# THE INPUT start
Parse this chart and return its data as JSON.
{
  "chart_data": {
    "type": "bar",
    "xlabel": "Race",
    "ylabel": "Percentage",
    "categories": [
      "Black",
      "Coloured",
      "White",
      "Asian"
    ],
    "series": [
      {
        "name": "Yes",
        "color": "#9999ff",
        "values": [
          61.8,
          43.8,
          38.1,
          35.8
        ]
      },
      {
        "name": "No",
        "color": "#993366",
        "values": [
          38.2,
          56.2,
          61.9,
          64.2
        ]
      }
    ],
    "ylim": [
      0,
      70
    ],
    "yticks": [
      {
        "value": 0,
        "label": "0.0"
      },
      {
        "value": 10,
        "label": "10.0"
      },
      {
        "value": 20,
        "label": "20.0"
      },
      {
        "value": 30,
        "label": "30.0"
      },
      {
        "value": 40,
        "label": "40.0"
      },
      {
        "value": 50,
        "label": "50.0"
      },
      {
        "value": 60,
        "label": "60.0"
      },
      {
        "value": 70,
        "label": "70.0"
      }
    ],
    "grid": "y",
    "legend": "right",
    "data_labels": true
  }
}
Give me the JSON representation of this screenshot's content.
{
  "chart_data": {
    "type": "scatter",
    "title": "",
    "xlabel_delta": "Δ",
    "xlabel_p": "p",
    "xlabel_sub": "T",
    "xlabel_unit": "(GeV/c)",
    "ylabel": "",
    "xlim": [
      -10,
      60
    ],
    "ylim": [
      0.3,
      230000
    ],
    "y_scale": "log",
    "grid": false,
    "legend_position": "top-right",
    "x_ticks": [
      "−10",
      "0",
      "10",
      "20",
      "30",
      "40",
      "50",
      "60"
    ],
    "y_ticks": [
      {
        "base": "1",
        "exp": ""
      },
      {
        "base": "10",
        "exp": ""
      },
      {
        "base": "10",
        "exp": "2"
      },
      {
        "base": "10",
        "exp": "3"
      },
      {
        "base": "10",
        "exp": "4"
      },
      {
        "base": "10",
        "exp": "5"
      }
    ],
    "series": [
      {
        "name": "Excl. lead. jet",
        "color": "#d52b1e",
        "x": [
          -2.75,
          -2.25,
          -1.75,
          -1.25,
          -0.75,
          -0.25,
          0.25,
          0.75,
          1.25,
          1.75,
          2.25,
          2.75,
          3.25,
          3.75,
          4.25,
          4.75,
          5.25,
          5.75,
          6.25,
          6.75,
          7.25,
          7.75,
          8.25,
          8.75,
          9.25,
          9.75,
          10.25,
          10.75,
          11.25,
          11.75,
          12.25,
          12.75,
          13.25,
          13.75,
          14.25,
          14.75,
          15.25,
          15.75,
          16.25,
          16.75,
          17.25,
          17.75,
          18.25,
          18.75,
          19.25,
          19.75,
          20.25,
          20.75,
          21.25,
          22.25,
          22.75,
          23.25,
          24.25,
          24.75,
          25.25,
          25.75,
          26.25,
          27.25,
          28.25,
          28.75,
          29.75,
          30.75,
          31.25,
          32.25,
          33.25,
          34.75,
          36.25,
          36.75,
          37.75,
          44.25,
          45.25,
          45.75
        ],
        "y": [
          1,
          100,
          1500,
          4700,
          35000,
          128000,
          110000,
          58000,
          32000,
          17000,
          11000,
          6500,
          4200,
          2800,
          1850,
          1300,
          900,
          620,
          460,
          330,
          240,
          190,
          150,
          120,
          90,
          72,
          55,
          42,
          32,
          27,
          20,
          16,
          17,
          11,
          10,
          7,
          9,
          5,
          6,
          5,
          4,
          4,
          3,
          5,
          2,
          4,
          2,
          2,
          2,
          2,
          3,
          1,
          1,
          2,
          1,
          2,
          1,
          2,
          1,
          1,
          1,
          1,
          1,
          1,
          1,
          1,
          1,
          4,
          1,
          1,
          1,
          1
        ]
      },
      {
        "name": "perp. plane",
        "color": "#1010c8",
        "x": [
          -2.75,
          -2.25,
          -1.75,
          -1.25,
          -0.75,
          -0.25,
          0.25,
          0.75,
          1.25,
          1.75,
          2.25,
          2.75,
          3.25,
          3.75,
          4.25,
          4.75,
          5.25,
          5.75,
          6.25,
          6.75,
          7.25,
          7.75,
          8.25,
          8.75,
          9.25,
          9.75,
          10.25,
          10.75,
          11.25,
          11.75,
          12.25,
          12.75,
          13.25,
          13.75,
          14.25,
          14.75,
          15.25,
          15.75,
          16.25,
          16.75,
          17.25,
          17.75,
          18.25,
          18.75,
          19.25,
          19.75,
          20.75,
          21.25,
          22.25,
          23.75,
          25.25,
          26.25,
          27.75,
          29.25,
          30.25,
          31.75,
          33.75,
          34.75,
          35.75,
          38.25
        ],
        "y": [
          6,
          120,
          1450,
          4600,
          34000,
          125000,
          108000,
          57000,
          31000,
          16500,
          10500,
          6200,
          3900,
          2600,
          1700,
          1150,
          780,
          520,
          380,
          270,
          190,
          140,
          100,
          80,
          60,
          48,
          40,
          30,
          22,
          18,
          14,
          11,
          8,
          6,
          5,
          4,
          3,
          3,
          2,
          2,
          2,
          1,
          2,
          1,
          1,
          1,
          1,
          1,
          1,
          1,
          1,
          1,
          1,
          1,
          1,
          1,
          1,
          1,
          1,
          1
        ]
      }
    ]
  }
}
# THE INPUT end
- _SET PROBLEM_
Above are the records; retype every one exactly.

- _EXERCISE OUTPUT_
Parse this chart and return its data as JSON.
{
  "chart_data": {
    "type": "bar",
    "xlabel": "Race",
    "ylabel": "Percentage",
    "categories": [
      "Black",
      "Coloured",
      "White",
      "Asian"
    ],
    "series": [
      {
        "name": "Yes",
        "color": "#9999ff",
        "values": [
          61.8,
          43.8,
          38.1,
          35.8
        ]
      },
      {
        "name": "No",
        "color": "#993366",
        "values": [
          38.2,
          56.2,
          61.9,
          64.2
        ]
      }
    ],
    "ylim": [
      0,
      70
    ],
    "yticks": [
      {
        "value": 0,
        "label": "0.0"
      },
      {
        "value": 10,
        "label": "10.0"
      },
      {
        "value": 20,
        "label": "20.0"
      },
      {
        "value": 30,
        "label": "30.0"
      },
      {
        "value": 40,
        "label": "40.0"
      },
      {
        "value": 50,
        "label": "50.0"
      },
      {
        "value": 60,
        "label": "60.0"
      },
      {
        "value": 70,
        "label": "70.0"
      }
    ],
    "grid": "y",
    "legend": "right",
    "data_labels": true
  }
}
Give me the JSON representation of this screenshot's content.
{
  "chart_data": {
    "type": "scatter",
    "title": "",
    "xlabel_delta": "Δ",
    "xlabel_p": "p",
    "xlabel_sub": "T",
    "xlabel_unit": "(GeV/c)",
    "ylabel": "",
    "xlim": [
      -10,
      60
    ],
    "ylim": [
      0.3,
      230000
    ],
    "y_scale": "log",
    "grid": false,
    "legend_position": "top-right",
    "x_ticks": [
      "−10",
      "0",
      "10",
      "20",
      "30",
      "40",
      "50",
      "60"
    ],
    "y_ticks": [
      {
        "base": "1",
        "exp": ""
      },
      {
        "base": "10",
        "exp": ""
      },
      {
        "base": "10",
        "exp": "2"
      },
      {
        "base": "10",
        "exp": "3"
      },
      {
        "base": "10",
        "exp": "4"
      },
      {
        "base": "10",
        "exp": "5"
      }
    ],
    "series": [
      {
        "name": "Excl. lead. jet",
        "color": "#d52b1e",
        "x": [
          -2.75,
          -2.25,
          -1.75,
          -1.25,
          -0.75,
          -0.25,
          0.25,
          0.75,
          1.25,
          1.75,
          2.25,
          2.75,
          3.25,
          3.75,
          4.25,
          4.75,
          5.25,
          5.75,
          6.25,
          6.75,
          7.25,
          7.75,
          8.25,
          8.75,
          9.25,
          9.75,
          10.25,
          10.75,
          11.25,
          11.75,
          12.25,
          12.75,
          13.25,
          13.75,
          14.25,
          14.75,
          15.25,
          15.75,
          16.25,
          16.75,
          17.25,
          17.75,
          18.25,
          18.75,
          19.25,
          19.75,
          20.25,
          20.75,
          21.25,
          22.25,
          22.75,
          23.25,
          24.25,
          24.75,
          25.25,
          25.75,
          26.25,
          27.25,
          28.25,
          28.75,
          29.75,
          30.75,
          31.25,
          32.25,
          33.25,
          34.75,
          36.25,
          36.75,
          37.75,
          44.25,
          45.25,
          45.75
        ],
        "y": [
          1,
          100,
          1500,
          4700,
          35000,
          128000,
          110000,
          58000,
          32000,
          17000,
          11000,
          6500,
          4200,
          2800,
          1850,
          1300,
          900,
          620,
          460,
          330,
          240,
          190,
          150,
          120,
          90,
          72,
          55,
          42,
          32,
          27,
          20,
          16,
          17,
          11,
          10,
          7,
          9,
          5,
          6,
          5,
          4,
          4,
          3,
          5,
          2,
          4,
          2,
          2,
          2,
          2,
          3,
          1,
          1,
          2,
          1,
          2,
          1,
          2,
          1,
          1,
          1,
          1,
          1,
          1,
          1,
          1,
          1,
          4,
          1,
          1,
          1,
          1
        ]
      },
      {
        "name": "perp. plane",
        "color": "#1010c8",
        "x": [
          -2.75,
          -2.25,
          -1.75,
          -1.25,
          -0.75,
          -0.25,
          0.25,
          0.75,
          1.25,
          1.75,
          2.25,
          2.75,
          3.25,
          3.75,
          4.25,
          4.75,
          5.25,
          5.75,
          6.25,
          6.75,
          7.25,
          7.75,
          8.25,
          8.75,
          9.25,
          9.75,
          10.25,
          10.75,
          11.25,
          11.75,
          12.25,
          12.75,
          13.25,
          13.75,
          14.25,
          14.75,
          15.25,
          15.75,
          16.25,
          16.75,
          17.25,
          17.75,
          18.25,
          18.75,
          19.25,
          19.75,
          20.75,
          21.25,
          22.25,
          23.75,
          25.25,
          26.25,
          27.75,
          29.25,
          30.25,
          31.75,
          33.75,
          34.75,
          35.75,
          38.25
        ],
        "y": [
          6,
          120,
          1450,
          4600,
          34000,
          125000,
          108000,
          57000,
          31000,
          16500,
          10500,
          6200,
          3900,
          2600,
          1700,
          1150,
          780,
          520,
          380,
          270,
          190,
          140,
          100,
          80,
          60,
          48,
          40,
          30,
          22,
          18,
          14,
          11,
          8,
          6,
          5,
          4,
          3,
          3,
          2,
          2,
          2,
          1,
          2,
          1,
          1,
          1,
          1,
          1,
          1,
          1,
          1,
          1,
          1,
          1,
          1,
          1,
          1,
          1,
          1,
          1
        ]
      }
    ]
  }
}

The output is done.